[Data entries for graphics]
┌────────
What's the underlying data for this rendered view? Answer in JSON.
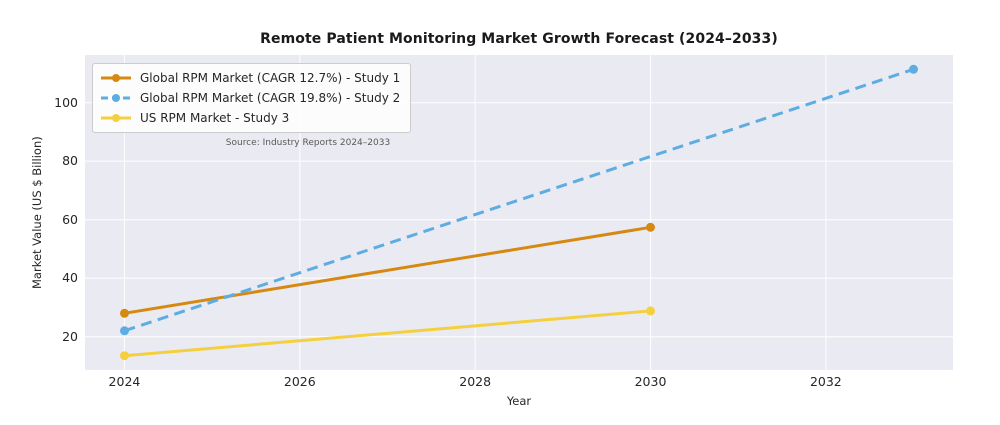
{
  "chart_data": {
    "type": "line",
    "title": "Remote Patient Monitoring Market Growth Forecast (2024–2033)",
    "xlabel": "Year",
    "ylabel": "Market Value (US $ Billion)",
    "annotation": "Source: Industry Reports 2024–2033",
    "xlim": [
      2023.55,
      2033.45
    ],
    "ylim": [
      8.6,
      116.3
    ],
    "xticks": [
      2024,
      2026,
      2028,
      2030,
      2032
    ],
    "yticks": [
      20,
      40,
      60,
      80,
      100
    ],
    "grid": true,
    "legend_position": "upper left",
    "series": [
      {
        "name": "Global RPM Market (CAGR 12.7%) - Study 1",
        "color": "#D68910",
        "line_style": "solid",
        "marker": "circle",
        "x": [
          2024,
          2030
        ],
        "y": [
          28.0,
          57.4
        ]
      },
      {
        "name": "Global RPM Market (CAGR 19.8%) - Study 2",
        "color": "#5DADE2",
        "line_style": "dashed",
        "marker": "circle",
        "x": [
          2024,
          2033
        ],
        "y": [
          22.0,
          111.4
        ]
      },
      {
        "name": "US RPM Market - Study 3",
        "color": "#F4D03F",
        "line_style": "solid",
        "marker": "circle",
        "x": [
          2024,
          2030
        ],
        "y": [
          13.5,
          28.8
        ]
      }
    ],
    "colors": {
      "plot_bg": "#EAEAF2",
      "grid": "#FFFFFF",
      "text": "#262626",
      "muted_text": "#595959",
      "legend_bg": "#FDFDFE",
      "legend_border": "#CCCCCC"
    }
  }
}
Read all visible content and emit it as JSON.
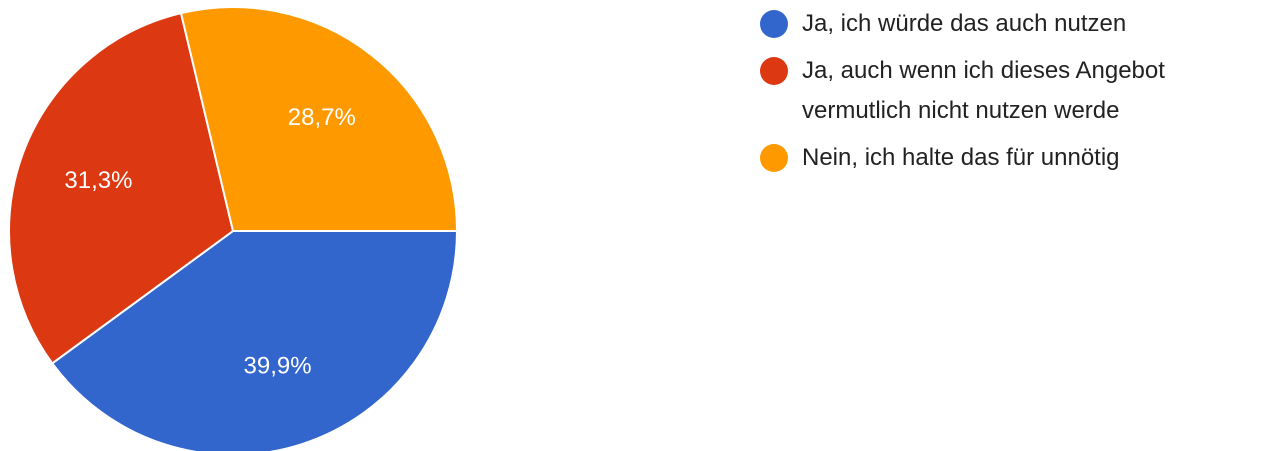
└────────
:: What the exercise asks ::
Determine the number of lines where the string "CAGR" occurs, and give that number only.

:: Response below ::
2